>> begin Exercise data

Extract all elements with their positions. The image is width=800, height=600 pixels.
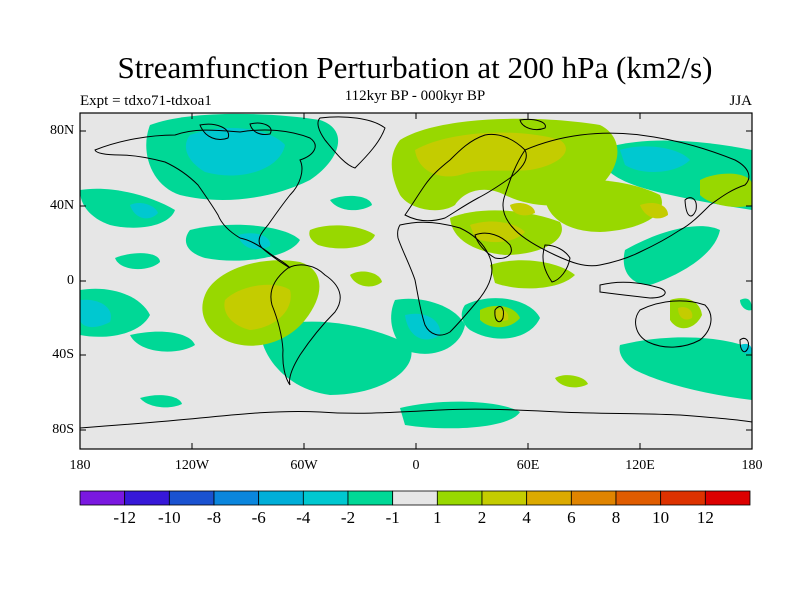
legend-label: -2 [340,508,356,527]
australia-coast [635,300,712,348]
asia-coast [502,132,750,267]
south-pacific-core [80,299,111,328]
legend-box [615,490,662,506]
legend-label: 8 [611,508,621,527]
experiment-label: Expt = tdxo71-tdxoa1 [80,93,212,109]
legend-box [213,490,260,506]
tropical-pacific-blob [115,253,160,270]
plot-subtitle: 112kyr BP - 000kyr BP [344,88,486,104]
south-atlantic-wave [260,321,412,395]
legend-label: -1 [385,508,400,527]
map-area [80,113,752,449]
legend-label: -4 [296,508,311,527]
legend-box [481,490,528,506]
lat-label-80n: 80N [50,123,75,138]
australia-south-negative [619,337,752,400]
madagascar-core [494,309,509,321]
southeast-pacific-blob [130,331,195,352]
east-asia-positive [700,173,752,207]
plot-title: Streamfunction Perturbation at 200 hPa (… [117,50,713,85]
legend-label: 10 [652,508,670,527]
lon-label-120e: 120E [625,458,655,473]
legend-box [124,490,170,506]
lon-label-0: 0 [412,458,420,473]
west-pacific-small [740,298,752,311]
lat-label-40n: 40N [50,198,75,213]
legend-box [302,490,349,506]
north-america-core [185,127,285,176]
legend-box [436,490,483,506]
arctic-islands [199,119,546,140]
legend-label: 4 [522,508,531,527]
lon-label-180w: 180 [69,458,91,473]
lon-label-180e: 180 [741,458,763,473]
antarctica-coast [80,408,752,429]
legend-box [392,490,438,506]
axis-ticks [79,113,753,449]
lon-label-60w: 60W [290,458,318,473]
legend-box [660,490,706,506]
negative-anomaly-fields [80,113,752,429]
eurasia-core [415,132,566,177]
lon-label-60e: 60E [516,458,540,473]
west-pacific-negative [623,226,720,285]
legend-box [570,490,617,506]
east-pacific-negative [80,188,175,228]
legend-box [79,490,126,506]
legend-label: 2 [477,508,487,527]
legend-box [258,490,304,506]
legend-box [347,490,394,506]
legend-label: 6 [567,508,576,527]
asia-pacific-positive [544,179,662,232]
lon-label-120w: 120W [174,458,210,473]
indian-small [555,375,588,388]
legend-label: 12 [696,508,714,527]
north-atlantic-positive [400,176,460,200]
color-legend [79,490,751,506]
greenland-coast [317,116,386,169]
indonesia-coast [599,281,666,299]
lat-label-40s: 40S [52,347,74,362]
legend-label: 1 [433,508,442,527]
legend-label: -8 [206,508,222,527]
new-zealand-coast [739,337,749,353]
legend-label: -12 [113,508,136,527]
asia-pacific-core [640,203,668,219]
central-america-core [238,233,271,250]
legend-box [168,490,215,506]
lat-label-80s: 80S [52,422,74,437]
season-label: JJA [729,93,752,109]
east-pacific-core [130,202,158,219]
africa-west-positive [350,271,382,287]
southeast-pacific-south [140,395,182,408]
india-coast [542,244,571,283]
coastlines [80,116,752,429]
atlantic-positive [309,225,375,249]
madagascar-coast [494,306,504,323]
legend-box [526,490,572,506]
japan-coast [684,197,697,217]
africa-coast [397,221,493,336]
south-america-core [224,284,291,330]
positive-anomaly-fields [202,118,752,346]
tibet-core [510,202,535,216]
north-atlantic-blob [330,195,372,211]
north-pacific-core [620,146,690,172]
lat-label-eq: 0 [67,273,74,288]
legend-box [704,490,751,506]
south-america-coast [270,264,341,386]
arabia-coast [474,232,512,259]
southern-ocean-band [400,401,520,429]
australia-core [678,307,693,320]
legend-label: -10 [157,508,181,527]
legend-label: -6 [251,508,266,527]
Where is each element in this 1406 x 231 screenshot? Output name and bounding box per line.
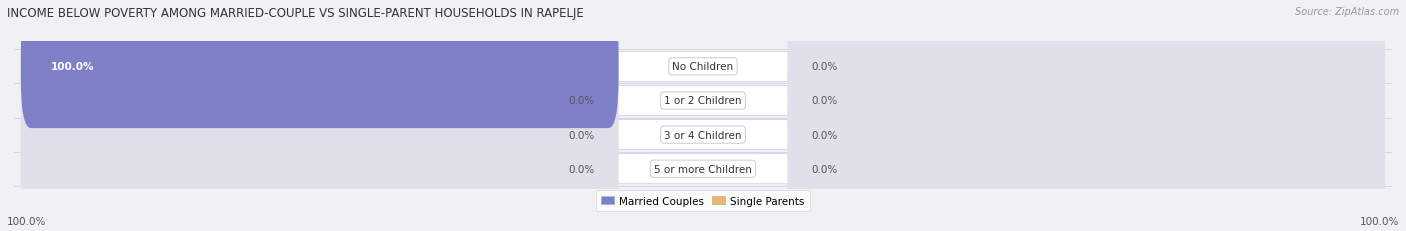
Legend: Married Couples, Single Parents: Married Couples, Single Parents xyxy=(596,191,810,211)
FancyBboxPatch shape xyxy=(21,6,619,129)
FancyBboxPatch shape xyxy=(21,6,619,129)
Text: 0.0%: 0.0% xyxy=(568,164,595,174)
FancyBboxPatch shape xyxy=(787,73,1385,197)
Text: 0.0%: 0.0% xyxy=(811,164,838,174)
Text: 1 or 2 Children: 1 or 2 Children xyxy=(664,96,742,106)
Text: 5 or more Children: 5 or more Children xyxy=(654,164,752,174)
Text: INCOME BELOW POVERTY AMONG MARRIED-COUPLE VS SINGLE-PARENT HOUSEHOLDS IN RAPELJE: INCOME BELOW POVERTY AMONG MARRIED-COUPL… xyxy=(7,7,583,20)
Text: 100.0%: 100.0% xyxy=(1360,216,1399,226)
Text: 0.0%: 0.0% xyxy=(568,96,595,106)
FancyBboxPatch shape xyxy=(21,73,619,197)
Text: 0.0%: 0.0% xyxy=(811,130,838,140)
FancyBboxPatch shape xyxy=(21,40,619,163)
FancyBboxPatch shape xyxy=(21,107,619,231)
Text: 0.0%: 0.0% xyxy=(811,96,838,106)
FancyBboxPatch shape xyxy=(28,52,1378,82)
Text: 0.0%: 0.0% xyxy=(568,130,595,140)
FancyBboxPatch shape xyxy=(787,107,1385,231)
FancyBboxPatch shape xyxy=(28,120,1378,150)
Text: 3 or 4 Children: 3 or 4 Children xyxy=(664,130,742,140)
Text: 100.0%: 100.0% xyxy=(51,62,94,72)
FancyBboxPatch shape xyxy=(787,6,1385,129)
Text: No Children: No Children xyxy=(672,62,734,72)
FancyBboxPatch shape xyxy=(28,154,1378,184)
FancyBboxPatch shape xyxy=(28,86,1378,116)
Text: Source: ZipAtlas.com: Source: ZipAtlas.com xyxy=(1295,7,1399,17)
FancyBboxPatch shape xyxy=(787,40,1385,163)
Text: 100.0%: 100.0% xyxy=(7,216,46,226)
Text: 0.0%: 0.0% xyxy=(811,62,838,72)
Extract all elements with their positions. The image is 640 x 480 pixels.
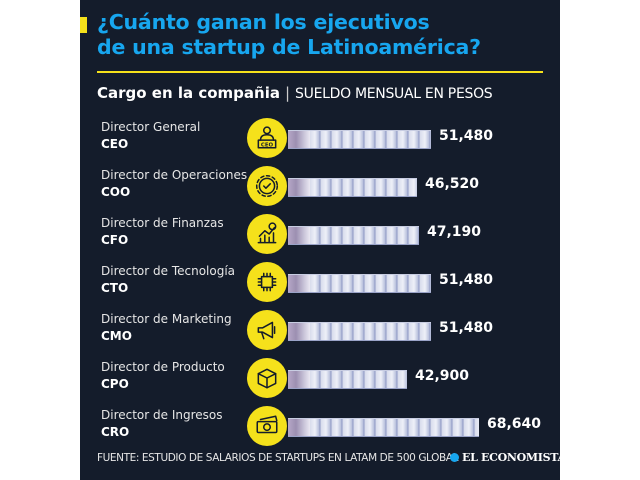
megaphone-icon [247,310,287,350]
salary-value-label: 51,480 [439,128,494,144]
bar-row-cto: Director de Tecnología CTO 51,480 [0,262,640,308]
bar-row-cro: Director de Ingresos CRO 68,640 [0,406,640,452]
brand-globe-icon [450,453,459,462]
chart-title: ¿Cuánto ganan los ejecutivos de una star… [97,10,481,60]
subtitle: Cargo en la compañia | SUELDO MENSUAL EN P… [97,84,493,102]
role-code: COO [101,185,131,199]
bar-row-cmo: Director de Marketing CMO 51,480 [0,310,640,356]
salary-value-label: 46,520 [425,176,480,192]
bar-row-ceo: Director General CEO CEO 51,480 [0,118,640,164]
svg-text:CEO: CEO [261,143,274,149]
salary-bar [288,418,479,437]
role-name: Director de Tecnología [101,264,236,278]
title-divider [97,71,543,73]
subtitle-category: Cargo en la compañia [97,84,280,102]
salary-value-label: 47,190 [427,224,482,240]
box-icon [247,358,287,398]
role-code: CEO [101,137,129,151]
role-name: Director de Producto [101,360,225,374]
subtitle-unit: SUELDO MENSUAL EN PESOS [295,86,493,102]
salary-value-label: 68,640 [487,416,542,432]
salary-bar [288,178,417,197]
role-name: Director de Operaciones [101,168,248,182]
salary-bar [288,226,419,245]
title-line-2: de una startup de Latinoamérica? [97,35,481,59]
bar-row-cfo: Director de Finanzas CFO 47,190 [0,214,640,260]
brand-logo: EL ECONOMISTA [450,451,566,464]
role-name: Director de Finanzas [101,216,224,230]
chip-icon [247,262,287,302]
title-line-1: ¿Cuánto ganan los ejecutivos [97,10,430,34]
salary-bar [288,130,431,149]
salary-bar [288,274,431,293]
brand-name: EL ECONOMISTA [462,451,566,464]
salary-value-label: 42,900 [415,368,470,384]
role-name: Director de Marketing [101,312,232,326]
salary-bar [288,370,407,389]
salary-value-label: 51,480 [439,272,494,288]
gear-check-icon [247,166,287,206]
bar-row-coo: Director de Operaciones COO 46,520 [0,166,640,212]
role-name: Director General [101,120,201,134]
growth-chart-icon [247,214,287,254]
bar-row-cpo: Director de Producto CPO 42,900 [0,358,640,404]
salary-value-label: 51,480 [439,320,494,336]
ceo-icon: CEO [247,118,287,158]
role-code: CRO [101,425,130,439]
source-note: FUENTE: ESTUDIO DE SALARIOS DE STARTUPS … [97,452,459,464]
title-accent-mark [80,17,87,33]
role-code: CMO [101,329,132,343]
role-name: Director de Ingresos [101,408,223,422]
salary-bar [288,322,431,341]
role-code: CPO [101,377,129,391]
money-icon [247,406,287,446]
role-code: CFO [101,233,129,247]
role-code: CTO [101,281,129,295]
subtitle-separator: | [284,84,291,102]
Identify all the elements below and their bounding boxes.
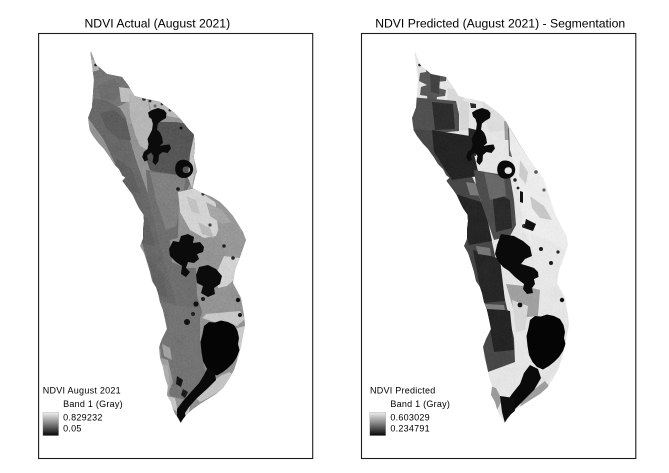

>> end Exercise data

Lay out the lines of the data between the line holding "Legend: Married Couples, Single" and the line holding "Text: 100.0%: 100.0% xyxy=(51,62,94,72)", inclusive, as a Markdown table with the columns Row and Line. Number each line in Row and leave out any blank lines.

#### The reply
| Row | Line |
|---|---|
| 1 | Legend: Married Couples, Single Parents: Married Couples, Single Parents xyxy=(596,191,810,211) |
| 2 | FancyBboxPatch shape xyxy=(21,6,619,129) |
| 3 | FancyBboxPatch shape xyxy=(21,6,619,129) |
| 4 | Text: 0.0%: 0.0% xyxy=(568,164,595,174) |
| 5 | FancyBboxPatch shape xyxy=(787,73,1385,197) |
| 6 | Text: 0.0%: 0.0% xyxy=(811,164,838,174) |
| 7 | Text: 1 or 2 Children: 1 or 2 Children xyxy=(664,96,742,106) |
| 8 | Text: 5 or more Children: 5 or more Children xyxy=(654,164,752,174) |
| 9 | Text: INCOME BELOW POVERTY AMONG MARRIED-COUPLE VS SINGLE-PARENT HOUSEHOLDS IN RAPELJE: INCOME BELOW POVERTY AMONG MARRIED-COUPL… xyxy=(7,7,583,20) |
| 10 | Text: 100.0%: 100.0% xyxy=(1360,216,1399,226) |
| 11 | Text: 0.0%: 0.0% xyxy=(568,96,595,106) |
| 12 | FancyBboxPatch shape xyxy=(21,73,619,197) |
| 13 | Text: 0.0%: 0.0% xyxy=(811,130,838,140) |
| 14 | FancyBboxPatch shape xyxy=(21,40,619,163) |
| 15 | FancyBboxPatch shape xyxy=(21,107,619,231) |
| 16 | Text: 0.0%: 0.0% xyxy=(811,96,838,106) |
| 17 | FancyBboxPatch shape xyxy=(28,52,1378,82) |
| 18 | Text: 0.0%: 0.0% xyxy=(568,130,595,140) |
| 19 | FancyBboxPatch shape xyxy=(787,107,1385,231) |
| 20 | FancyBboxPatch shape xyxy=(28,120,1378,150) |
| 21 | Text: 3 or 4 Children: 3 or 4 Children xyxy=(664,130,742,140) |
| 22 | Text: 100.0%: 100.0% xyxy=(51,62,94,72) |